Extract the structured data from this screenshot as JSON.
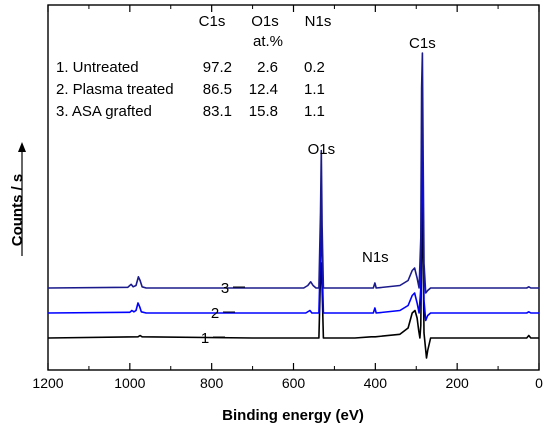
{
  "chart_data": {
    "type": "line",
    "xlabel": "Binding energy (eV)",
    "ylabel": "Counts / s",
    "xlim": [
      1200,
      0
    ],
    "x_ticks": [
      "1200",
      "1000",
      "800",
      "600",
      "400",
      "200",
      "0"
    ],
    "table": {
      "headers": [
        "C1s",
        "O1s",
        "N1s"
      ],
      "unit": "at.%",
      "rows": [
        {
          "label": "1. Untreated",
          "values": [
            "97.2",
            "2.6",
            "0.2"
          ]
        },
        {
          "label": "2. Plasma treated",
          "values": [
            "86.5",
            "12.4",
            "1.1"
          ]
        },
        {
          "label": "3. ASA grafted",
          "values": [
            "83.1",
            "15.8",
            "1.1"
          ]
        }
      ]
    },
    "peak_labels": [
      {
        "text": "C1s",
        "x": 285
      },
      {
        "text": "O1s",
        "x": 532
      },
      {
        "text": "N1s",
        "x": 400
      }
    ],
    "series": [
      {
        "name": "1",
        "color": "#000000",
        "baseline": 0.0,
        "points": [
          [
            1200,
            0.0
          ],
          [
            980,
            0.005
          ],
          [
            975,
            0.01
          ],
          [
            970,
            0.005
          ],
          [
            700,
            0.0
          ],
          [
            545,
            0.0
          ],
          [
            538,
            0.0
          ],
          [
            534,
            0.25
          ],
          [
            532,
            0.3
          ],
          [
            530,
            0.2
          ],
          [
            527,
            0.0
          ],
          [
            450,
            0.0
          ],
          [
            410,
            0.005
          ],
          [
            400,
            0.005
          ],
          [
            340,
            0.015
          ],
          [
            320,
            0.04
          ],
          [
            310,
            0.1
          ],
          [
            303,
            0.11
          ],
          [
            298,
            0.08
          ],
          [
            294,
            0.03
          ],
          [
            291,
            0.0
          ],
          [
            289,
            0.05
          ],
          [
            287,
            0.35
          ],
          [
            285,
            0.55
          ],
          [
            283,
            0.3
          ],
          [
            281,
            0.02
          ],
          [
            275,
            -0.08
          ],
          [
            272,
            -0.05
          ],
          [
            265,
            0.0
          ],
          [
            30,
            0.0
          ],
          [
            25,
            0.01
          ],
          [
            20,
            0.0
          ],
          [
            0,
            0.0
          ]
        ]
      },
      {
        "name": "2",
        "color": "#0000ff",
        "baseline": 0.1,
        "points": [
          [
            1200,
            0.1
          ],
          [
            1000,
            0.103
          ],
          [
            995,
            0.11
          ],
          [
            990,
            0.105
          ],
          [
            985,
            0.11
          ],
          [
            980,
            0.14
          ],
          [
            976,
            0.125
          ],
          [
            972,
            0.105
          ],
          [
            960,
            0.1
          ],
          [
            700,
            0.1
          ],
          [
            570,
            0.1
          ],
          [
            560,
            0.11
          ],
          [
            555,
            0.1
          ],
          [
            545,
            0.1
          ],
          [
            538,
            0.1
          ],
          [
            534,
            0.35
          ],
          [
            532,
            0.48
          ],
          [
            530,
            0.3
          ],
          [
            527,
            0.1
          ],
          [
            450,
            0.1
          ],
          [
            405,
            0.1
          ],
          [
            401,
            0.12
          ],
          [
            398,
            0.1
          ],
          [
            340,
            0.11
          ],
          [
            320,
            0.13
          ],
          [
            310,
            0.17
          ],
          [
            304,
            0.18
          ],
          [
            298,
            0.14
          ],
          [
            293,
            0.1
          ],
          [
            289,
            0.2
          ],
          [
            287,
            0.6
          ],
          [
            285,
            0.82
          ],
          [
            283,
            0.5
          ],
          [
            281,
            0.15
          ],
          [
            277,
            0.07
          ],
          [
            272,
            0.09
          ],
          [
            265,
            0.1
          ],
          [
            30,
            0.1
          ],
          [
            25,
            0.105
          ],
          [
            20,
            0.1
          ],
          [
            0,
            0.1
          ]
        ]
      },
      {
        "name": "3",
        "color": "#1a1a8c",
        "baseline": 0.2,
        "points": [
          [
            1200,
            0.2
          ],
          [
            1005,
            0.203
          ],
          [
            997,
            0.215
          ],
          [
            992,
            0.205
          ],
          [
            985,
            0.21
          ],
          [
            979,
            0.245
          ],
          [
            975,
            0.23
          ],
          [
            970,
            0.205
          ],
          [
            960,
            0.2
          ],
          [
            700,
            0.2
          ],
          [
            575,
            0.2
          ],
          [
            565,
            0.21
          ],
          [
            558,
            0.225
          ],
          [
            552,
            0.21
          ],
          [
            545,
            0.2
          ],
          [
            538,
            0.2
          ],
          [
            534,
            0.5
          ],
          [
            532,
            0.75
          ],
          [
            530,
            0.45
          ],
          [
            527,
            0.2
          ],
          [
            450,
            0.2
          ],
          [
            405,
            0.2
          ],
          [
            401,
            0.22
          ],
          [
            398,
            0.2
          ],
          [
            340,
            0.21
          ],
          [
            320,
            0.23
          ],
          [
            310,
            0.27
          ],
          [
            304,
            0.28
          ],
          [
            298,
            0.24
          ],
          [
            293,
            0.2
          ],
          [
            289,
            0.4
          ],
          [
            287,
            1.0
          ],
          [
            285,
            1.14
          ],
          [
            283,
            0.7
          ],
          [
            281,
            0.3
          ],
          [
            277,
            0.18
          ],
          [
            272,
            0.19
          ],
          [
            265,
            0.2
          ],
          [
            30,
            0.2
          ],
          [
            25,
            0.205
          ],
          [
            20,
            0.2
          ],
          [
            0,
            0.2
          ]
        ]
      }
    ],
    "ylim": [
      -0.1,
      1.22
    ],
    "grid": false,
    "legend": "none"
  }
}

+++

Short problem: Make an exact copy of all entries above, dropping the images.

Output of the exercise:
Extract the structured data from this screenshot as JSON.
{
  "chart_data": {
    "type": "line",
    "xlabel": "Binding energy (eV)",
    "ylabel": "Counts / s",
    "xlim": [
      1200,
      0
    ],
    "x_ticks": [
      "1200",
      "1000",
      "800",
      "600",
      "400",
      "200",
      "0"
    ],
    "table": {
      "headers": [
        "C1s",
        "O1s",
        "N1s"
      ],
      "unit": "at.%",
      "rows": [
        {
          "label": "1. Untreated",
          "values": [
            "97.2",
            "2.6",
            "0.2"
          ]
        },
        {
          "label": "2. Plasma treated",
          "values": [
            "86.5",
            "12.4",
            "1.1"
          ]
        },
        {
          "label": "3. ASA grafted",
          "values": [
            "83.1",
            "15.8",
            "1.1"
          ]
        }
      ]
    },
    "peak_labels": [
      {
        "text": "C1s",
        "x": 285
      },
      {
        "text": "O1s",
        "x": 532
      },
      {
        "text": "N1s",
        "x": 400
      }
    ],
    "series": [
      {
        "name": "1",
        "color": "#000000",
        "baseline": 0.0,
        "points": [
          [
            1200,
            0.0
          ],
          [
            980,
            0.005
          ],
          [
            975,
            0.01
          ],
          [
            970,
            0.005
          ],
          [
            700,
            0.0
          ],
          [
            545,
            0.0
          ],
          [
            538,
            0.0
          ],
          [
            534,
            0.25
          ],
          [
            532,
            0.3
          ],
          [
            530,
            0.2
          ],
          [
            527,
            0.0
          ],
          [
            450,
            0.0
          ],
          [
            410,
            0.005
          ],
          [
            400,
            0.005
          ],
          [
            340,
            0.015
          ],
          [
            320,
            0.04
          ],
          [
            310,
            0.1
          ],
          [
            303,
            0.11
          ],
          [
            298,
            0.08
          ],
          [
            294,
            0.03
          ],
          [
            291,
            0.0
          ],
          [
            289,
            0.05
          ],
          [
            287,
            0.35
          ],
          [
            285,
            0.55
          ],
          [
            283,
            0.3
          ],
          [
            281,
            0.02
          ],
          [
            275,
            -0.08
          ],
          [
            272,
            -0.05
          ],
          [
            265,
            0.0
          ],
          [
            30,
            0.0
          ],
          [
            25,
            0.01
          ],
          [
            20,
            0.0
          ],
          [
            0,
            0.0
          ]
        ]
      },
      {
        "name": "2",
        "color": "#0000ff",
        "baseline": 0.1,
        "points": [
          [
            1200,
            0.1
          ],
          [
            1000,
            0.103
          ],
          [
            995,
            0.11
          ],
          [
            990,
            0.105
          ],
          [
            985,
            0.11
          ],
          [
            980,
            0.14
          ],
          [
            976,
            0.125
          ],
          [
            972,
            0.105
          ],
          [
            960,
            0.1
          ],
          [
            700,
            0.1
          ],
          [
            570,
            0.1
          ],
          [
            560,
            0.11
          ],
          [
            555,
            0.1
          ],
          [
            545,
            0.1
          ],
          [
            538,
            0.1
          ],
          [
            534,
            0.35
          ],
          [
            532,
            0.48
          ],
          [
            530,
            0.3
          ],
          [
            527,
            0.1
          ],
          [
            450,
            0.1
          ],
          [
            405,
            0.1
          ],
          [
            401,
            0.12
          ],
          [
            398,
            0.1
          ],
          [
            340,
            0.11
          ],
          [
            320,
            0.13
          ],
          [
            310,
            0.17
          ],
          [
            304,
            0.18
          ],
          [
            298,
            0.14
          ],
          [
            293,
            0.1
          ],
          [
            289,
            0.2
          ],
          [
            287,
            0.6
          ],
          [
            285,
            0.82
          ],
          [
            283,
            0.5
          ],
          [
            281,
            0.15
          ],
          [
            277,
            0.07
          ],
          [
            272,
            0.09
          ],
          [
            265,
            0.1
          ],
          [
            30,
            0.1
          ],
          [
            25,
            0.105
          ],
          [
            20,
            0.1
          ],
          [
            0,
            0.1
          ]
        ]
      },
      {
        "name": "3",
        "color": "#1a1a8c",
        "baseline": 0.2,
        "points": [
          [
            1200,
            0.2
          ],
          [
            1005,
            0.203
          ],
          [
            997,
            0.215
          ],
          [
            992,
            0.205
          ],
          [
            985,
            0.21
          ],
          [
            979,
            0.245
          ],
          [
            975,
            0.23
          ],
          [
            970,
            0.205
          ],
          [
            960,
            0.2
          ],
          [
            700,
            0.2
          ],
          [
            575,
            0.2
          ],
          [
            565,
            0.21
          ],
          [
            558,
            0.225
          ],
          [
            552,
            0.21
          ],
          [
            545,
            0.2
          ],
          [
            538,
            0.2
          ],
          [
            534,
            0.5
          ],
          [
            532,
            0.75
          ],
          [
            530,
            0.45
          ],
          [
            527,
            0.2
          ],
          [
            450,
            0.2
          ],
          [
            405,
            0.2
          ],
          [
            401,
            0.22
          ],
          [
            398,
            0.2
          ],
          [
            340,
            0.21
          ],
          [
            320,
            0.23
          ],
          [
            310,
            0.27
          ],
          [
            304,
            0.28
          ],
          [
            298,
            0.24
          ],
          [
            293,
            0.2
          ],
          [
            289,
            0.4
          ],
          [
            287,
            1.0
          ],
          [
            285,
            1.14
          ],
          [
            283,
            0.7
          ],
          [
            281,
            0.3
          ],
          [
            277,
            0.18
          ],
          [
            272,
            0.19
          ],
          [
            265,
            0.2
          ],
          [
            30,
            0.2
          ],
          [
            25,
            0.205
          ],
          [
            20,
            0.2
          ],
          [
            0,
            0.2
          ]
        ]
      }
    ],
    "ylim": [
      -0.1,
      1.22
    ],
    "grid": false,
    "legend": "none"
  }
}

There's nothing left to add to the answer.